[Items listed in a dataset]
--- Begin ---
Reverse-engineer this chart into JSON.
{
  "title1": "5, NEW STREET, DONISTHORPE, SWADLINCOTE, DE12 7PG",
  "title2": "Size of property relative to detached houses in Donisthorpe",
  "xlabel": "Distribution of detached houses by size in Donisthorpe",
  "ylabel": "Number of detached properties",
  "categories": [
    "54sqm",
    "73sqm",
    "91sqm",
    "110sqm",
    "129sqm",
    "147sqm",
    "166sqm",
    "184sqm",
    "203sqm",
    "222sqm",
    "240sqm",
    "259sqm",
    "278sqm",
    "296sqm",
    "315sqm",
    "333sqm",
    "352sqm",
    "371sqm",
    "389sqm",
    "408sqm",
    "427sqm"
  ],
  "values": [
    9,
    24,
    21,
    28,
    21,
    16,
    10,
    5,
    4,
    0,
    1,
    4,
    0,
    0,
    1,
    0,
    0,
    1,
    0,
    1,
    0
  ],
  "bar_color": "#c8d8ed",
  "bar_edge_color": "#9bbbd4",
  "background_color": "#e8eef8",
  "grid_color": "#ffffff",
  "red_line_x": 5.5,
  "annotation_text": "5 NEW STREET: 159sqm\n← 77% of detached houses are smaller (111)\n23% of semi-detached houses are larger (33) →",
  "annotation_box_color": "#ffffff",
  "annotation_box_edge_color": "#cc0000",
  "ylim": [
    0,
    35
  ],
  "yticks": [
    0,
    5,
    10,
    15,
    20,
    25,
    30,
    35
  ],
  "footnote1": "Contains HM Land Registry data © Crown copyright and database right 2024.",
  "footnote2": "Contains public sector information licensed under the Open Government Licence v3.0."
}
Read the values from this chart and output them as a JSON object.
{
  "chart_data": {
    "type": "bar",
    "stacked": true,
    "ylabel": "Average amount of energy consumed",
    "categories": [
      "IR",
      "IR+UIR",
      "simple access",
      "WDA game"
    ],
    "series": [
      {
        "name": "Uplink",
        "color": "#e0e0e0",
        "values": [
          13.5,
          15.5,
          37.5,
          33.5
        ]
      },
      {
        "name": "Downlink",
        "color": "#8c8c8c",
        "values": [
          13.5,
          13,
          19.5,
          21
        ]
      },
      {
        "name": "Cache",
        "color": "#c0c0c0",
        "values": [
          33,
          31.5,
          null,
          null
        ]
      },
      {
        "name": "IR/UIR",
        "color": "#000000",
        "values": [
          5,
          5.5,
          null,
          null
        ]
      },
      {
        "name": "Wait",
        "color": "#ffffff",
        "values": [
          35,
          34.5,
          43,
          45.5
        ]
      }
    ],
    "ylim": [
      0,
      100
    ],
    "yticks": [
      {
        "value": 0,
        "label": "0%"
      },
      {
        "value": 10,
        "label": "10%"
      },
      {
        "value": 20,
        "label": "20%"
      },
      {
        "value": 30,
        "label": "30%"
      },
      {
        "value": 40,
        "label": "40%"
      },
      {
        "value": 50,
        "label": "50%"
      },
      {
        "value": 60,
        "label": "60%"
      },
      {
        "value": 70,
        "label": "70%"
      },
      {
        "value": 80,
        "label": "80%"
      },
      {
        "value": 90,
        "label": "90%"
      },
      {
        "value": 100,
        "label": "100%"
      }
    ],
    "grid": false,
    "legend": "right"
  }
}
--- End ---
▶ **TASK OBJECTIVE**
Copy out all lines where the word "houses" appears.

▶ **THE COMPLETED TASK**
  "title2": "Size of property relative to detached houses in Donisthorpe",
  "xlabel": "Distribution of detached houses by size in Donisthorpe",
  "annotation_text": "5 NEW STREET: 159sqm\n← 77% of detached houses are smaller (111)\n23% of semi-detached houses are larger (33) →",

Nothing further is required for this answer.